### Source records:
────────────────────
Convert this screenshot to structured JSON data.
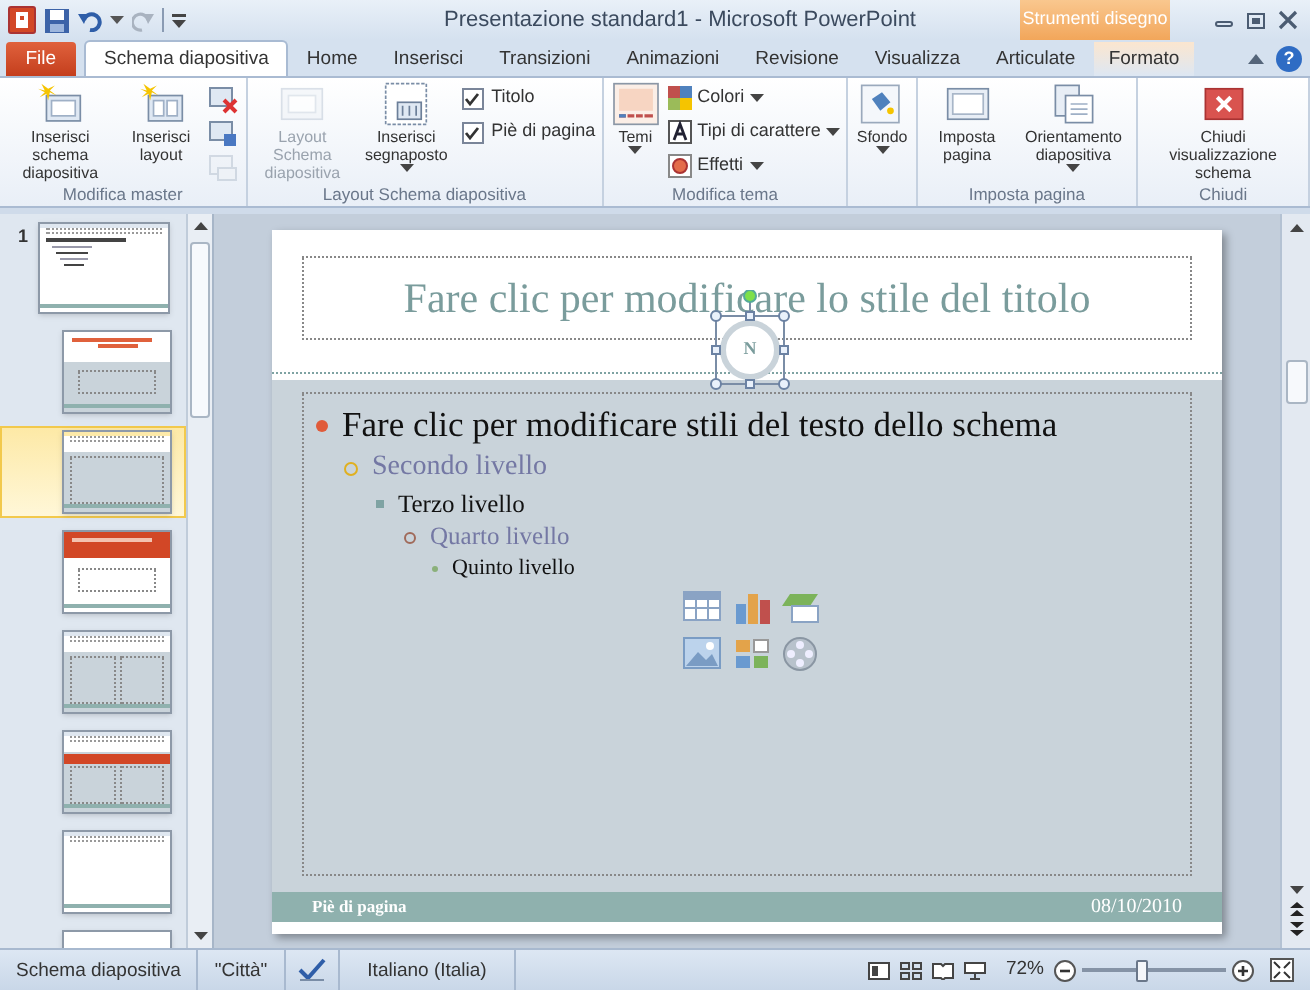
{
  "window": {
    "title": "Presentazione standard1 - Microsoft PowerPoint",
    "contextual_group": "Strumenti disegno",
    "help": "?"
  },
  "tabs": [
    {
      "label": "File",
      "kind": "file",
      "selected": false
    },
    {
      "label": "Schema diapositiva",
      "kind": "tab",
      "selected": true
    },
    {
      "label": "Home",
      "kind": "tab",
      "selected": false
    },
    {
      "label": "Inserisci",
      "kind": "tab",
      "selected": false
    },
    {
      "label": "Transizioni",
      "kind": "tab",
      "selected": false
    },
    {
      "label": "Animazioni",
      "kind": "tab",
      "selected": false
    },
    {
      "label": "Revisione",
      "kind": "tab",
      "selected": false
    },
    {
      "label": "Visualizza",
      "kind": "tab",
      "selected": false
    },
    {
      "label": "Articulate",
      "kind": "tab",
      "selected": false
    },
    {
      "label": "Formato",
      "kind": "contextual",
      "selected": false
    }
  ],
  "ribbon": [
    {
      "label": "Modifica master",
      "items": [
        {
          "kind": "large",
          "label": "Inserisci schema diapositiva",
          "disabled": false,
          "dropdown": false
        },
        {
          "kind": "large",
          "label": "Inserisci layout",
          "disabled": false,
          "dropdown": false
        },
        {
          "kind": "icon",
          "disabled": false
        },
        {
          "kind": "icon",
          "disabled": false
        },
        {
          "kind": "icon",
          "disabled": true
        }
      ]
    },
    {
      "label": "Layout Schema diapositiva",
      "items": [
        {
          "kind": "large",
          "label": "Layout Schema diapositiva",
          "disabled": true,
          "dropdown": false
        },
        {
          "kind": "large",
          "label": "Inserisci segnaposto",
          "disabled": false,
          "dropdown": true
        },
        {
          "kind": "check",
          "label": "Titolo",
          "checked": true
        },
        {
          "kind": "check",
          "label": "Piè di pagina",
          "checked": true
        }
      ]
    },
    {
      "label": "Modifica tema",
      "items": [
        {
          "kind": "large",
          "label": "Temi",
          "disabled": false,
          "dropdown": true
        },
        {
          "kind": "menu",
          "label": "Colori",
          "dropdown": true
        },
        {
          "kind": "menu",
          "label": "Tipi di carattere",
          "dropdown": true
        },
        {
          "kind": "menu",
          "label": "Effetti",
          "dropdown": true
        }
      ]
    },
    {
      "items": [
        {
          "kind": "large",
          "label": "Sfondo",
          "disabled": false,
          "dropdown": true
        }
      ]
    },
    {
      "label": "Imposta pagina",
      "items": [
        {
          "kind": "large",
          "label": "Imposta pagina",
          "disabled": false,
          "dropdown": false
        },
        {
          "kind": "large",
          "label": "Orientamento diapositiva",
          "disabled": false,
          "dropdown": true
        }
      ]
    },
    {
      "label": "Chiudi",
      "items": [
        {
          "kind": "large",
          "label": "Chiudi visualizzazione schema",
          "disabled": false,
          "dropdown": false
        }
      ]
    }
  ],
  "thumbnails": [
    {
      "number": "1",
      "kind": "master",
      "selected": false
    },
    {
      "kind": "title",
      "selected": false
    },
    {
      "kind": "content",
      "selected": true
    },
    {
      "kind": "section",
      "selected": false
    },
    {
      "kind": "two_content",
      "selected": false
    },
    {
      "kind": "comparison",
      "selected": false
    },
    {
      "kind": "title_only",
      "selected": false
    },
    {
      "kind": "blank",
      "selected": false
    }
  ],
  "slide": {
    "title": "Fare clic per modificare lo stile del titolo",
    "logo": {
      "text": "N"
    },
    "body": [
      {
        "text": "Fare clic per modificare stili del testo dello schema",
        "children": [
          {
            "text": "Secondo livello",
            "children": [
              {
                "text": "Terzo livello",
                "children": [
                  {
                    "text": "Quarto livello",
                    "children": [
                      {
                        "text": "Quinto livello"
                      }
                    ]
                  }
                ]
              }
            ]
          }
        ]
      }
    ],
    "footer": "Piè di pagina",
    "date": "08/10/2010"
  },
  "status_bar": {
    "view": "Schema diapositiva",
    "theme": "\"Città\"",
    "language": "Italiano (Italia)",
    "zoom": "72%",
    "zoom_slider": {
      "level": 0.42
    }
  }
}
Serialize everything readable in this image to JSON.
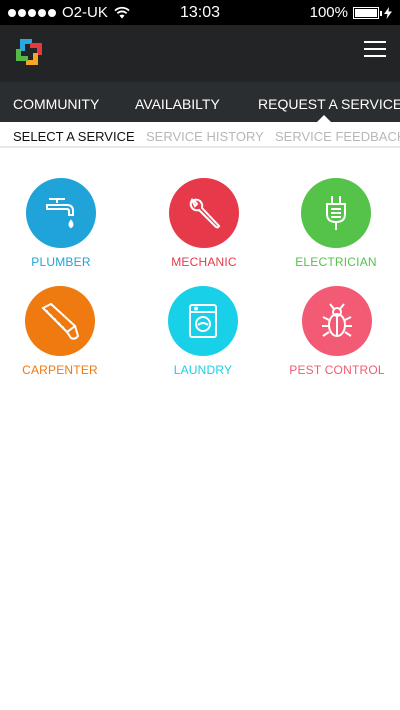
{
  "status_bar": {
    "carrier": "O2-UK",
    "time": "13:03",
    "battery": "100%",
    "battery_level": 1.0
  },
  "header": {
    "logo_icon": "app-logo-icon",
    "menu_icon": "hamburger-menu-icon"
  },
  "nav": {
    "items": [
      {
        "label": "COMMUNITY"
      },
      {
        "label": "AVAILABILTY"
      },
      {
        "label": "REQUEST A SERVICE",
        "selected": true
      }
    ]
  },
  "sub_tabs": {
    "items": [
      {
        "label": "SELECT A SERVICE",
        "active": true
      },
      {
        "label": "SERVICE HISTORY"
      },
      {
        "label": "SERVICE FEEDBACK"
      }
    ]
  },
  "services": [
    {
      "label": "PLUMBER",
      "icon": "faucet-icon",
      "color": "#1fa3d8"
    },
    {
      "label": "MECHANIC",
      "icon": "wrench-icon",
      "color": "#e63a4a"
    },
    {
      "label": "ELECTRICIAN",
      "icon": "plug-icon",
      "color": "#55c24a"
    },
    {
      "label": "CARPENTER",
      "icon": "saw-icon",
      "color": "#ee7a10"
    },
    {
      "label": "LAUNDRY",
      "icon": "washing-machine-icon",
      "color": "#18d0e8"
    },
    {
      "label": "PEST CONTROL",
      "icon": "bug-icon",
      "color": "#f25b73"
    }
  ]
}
────────────────────
### Objective:
In the entries above, find each line with the string "children" and copy it.

### Answer to the task:
        "children": [
            "children": [
                "children": [
                    "children": [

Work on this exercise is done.